● **WHAT THIS TASK INVOLVES**:
Show all lines from the data that include the word "speechless".

● **STORED DATA**:

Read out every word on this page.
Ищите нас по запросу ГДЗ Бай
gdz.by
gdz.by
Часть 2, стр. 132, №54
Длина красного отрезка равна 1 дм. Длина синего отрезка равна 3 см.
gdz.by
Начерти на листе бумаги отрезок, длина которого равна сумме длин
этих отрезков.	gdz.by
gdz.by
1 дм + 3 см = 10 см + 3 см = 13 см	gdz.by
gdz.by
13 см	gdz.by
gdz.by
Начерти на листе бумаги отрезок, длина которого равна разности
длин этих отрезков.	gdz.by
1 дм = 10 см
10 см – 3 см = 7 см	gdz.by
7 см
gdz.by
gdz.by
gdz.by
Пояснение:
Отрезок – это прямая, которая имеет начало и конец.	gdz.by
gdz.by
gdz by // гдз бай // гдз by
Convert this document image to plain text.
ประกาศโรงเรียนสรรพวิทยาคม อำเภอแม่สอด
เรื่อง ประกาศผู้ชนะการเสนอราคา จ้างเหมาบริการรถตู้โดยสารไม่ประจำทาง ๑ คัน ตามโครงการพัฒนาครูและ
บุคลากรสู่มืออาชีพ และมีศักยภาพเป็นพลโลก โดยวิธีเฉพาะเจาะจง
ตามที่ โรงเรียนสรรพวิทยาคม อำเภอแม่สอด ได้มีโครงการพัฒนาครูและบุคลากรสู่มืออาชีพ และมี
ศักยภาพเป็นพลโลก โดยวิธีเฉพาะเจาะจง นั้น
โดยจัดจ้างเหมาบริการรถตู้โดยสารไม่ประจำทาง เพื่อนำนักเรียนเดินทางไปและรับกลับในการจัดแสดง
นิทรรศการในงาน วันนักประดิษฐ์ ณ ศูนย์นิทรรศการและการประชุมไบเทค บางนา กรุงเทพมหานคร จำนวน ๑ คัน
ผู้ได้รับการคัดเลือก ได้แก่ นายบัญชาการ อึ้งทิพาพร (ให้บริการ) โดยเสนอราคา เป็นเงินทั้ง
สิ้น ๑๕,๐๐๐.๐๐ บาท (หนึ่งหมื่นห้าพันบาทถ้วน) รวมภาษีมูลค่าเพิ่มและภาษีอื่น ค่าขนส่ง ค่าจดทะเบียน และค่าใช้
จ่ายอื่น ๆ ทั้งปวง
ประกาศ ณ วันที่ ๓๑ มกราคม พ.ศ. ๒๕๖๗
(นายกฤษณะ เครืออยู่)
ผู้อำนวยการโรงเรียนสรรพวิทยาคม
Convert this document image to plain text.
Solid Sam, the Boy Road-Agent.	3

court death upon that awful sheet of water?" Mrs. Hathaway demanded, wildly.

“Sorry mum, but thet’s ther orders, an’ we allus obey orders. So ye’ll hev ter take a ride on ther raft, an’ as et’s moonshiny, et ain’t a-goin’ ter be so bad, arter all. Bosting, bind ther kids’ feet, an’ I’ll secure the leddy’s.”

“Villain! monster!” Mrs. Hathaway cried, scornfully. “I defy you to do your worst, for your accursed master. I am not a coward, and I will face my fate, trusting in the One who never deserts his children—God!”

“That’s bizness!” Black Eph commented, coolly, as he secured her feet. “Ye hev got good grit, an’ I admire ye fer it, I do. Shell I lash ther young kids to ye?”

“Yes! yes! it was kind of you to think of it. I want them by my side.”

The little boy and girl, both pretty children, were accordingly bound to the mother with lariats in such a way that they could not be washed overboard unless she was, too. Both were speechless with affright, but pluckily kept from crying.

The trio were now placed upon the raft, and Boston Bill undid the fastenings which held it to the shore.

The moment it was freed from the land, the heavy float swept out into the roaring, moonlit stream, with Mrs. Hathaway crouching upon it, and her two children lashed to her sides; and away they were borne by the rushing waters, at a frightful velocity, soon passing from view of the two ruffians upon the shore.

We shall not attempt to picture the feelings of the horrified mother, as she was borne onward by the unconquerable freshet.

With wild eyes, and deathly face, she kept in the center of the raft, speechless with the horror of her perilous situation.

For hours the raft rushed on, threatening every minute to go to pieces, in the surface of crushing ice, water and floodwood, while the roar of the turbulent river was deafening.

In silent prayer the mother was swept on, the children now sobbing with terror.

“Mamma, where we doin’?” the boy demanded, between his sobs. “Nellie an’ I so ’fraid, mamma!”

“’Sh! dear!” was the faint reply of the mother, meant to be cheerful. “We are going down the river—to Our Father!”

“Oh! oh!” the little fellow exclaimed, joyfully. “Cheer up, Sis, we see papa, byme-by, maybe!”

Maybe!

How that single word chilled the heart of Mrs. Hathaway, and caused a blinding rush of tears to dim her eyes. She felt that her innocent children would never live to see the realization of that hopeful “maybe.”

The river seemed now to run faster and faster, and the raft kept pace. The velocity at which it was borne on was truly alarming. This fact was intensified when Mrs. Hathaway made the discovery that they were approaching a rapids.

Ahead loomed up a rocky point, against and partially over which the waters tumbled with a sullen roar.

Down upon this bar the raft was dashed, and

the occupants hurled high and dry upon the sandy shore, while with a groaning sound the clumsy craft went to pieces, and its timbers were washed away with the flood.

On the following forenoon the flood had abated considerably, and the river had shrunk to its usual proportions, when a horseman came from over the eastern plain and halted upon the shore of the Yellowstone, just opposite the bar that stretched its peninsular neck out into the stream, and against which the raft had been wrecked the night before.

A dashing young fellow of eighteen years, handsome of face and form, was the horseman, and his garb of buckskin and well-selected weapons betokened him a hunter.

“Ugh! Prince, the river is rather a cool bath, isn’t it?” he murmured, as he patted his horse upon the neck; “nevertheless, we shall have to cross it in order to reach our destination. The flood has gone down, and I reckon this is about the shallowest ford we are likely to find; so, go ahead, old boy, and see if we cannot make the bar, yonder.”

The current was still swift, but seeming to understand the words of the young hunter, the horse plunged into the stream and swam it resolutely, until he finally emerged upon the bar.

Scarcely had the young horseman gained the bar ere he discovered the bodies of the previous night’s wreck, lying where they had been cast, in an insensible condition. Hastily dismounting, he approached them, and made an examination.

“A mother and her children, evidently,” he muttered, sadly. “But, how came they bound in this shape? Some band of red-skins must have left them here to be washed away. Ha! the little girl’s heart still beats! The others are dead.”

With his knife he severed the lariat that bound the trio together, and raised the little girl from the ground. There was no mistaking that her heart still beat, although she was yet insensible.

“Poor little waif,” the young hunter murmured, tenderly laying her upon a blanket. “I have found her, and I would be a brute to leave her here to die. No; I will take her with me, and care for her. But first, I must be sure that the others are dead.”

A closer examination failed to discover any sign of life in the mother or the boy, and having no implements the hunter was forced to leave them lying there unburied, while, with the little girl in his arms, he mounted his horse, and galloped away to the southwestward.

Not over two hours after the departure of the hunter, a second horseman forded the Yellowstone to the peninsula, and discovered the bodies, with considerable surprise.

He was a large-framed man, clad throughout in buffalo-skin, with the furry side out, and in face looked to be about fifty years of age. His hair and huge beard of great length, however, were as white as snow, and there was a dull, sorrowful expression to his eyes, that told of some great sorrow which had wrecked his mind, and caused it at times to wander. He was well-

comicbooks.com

● **TASK RESPONSE**:
The little boy and girl, both pretty children, were accordingly bound to the mother with lariats in such a way that they could not be washed overboard unless she was, too. Both were speechless with affright, but pluckily kept from crying.
With wild eyes, and deathly face, she kept in the center of the raft, speechless with the horror of her perilous situation.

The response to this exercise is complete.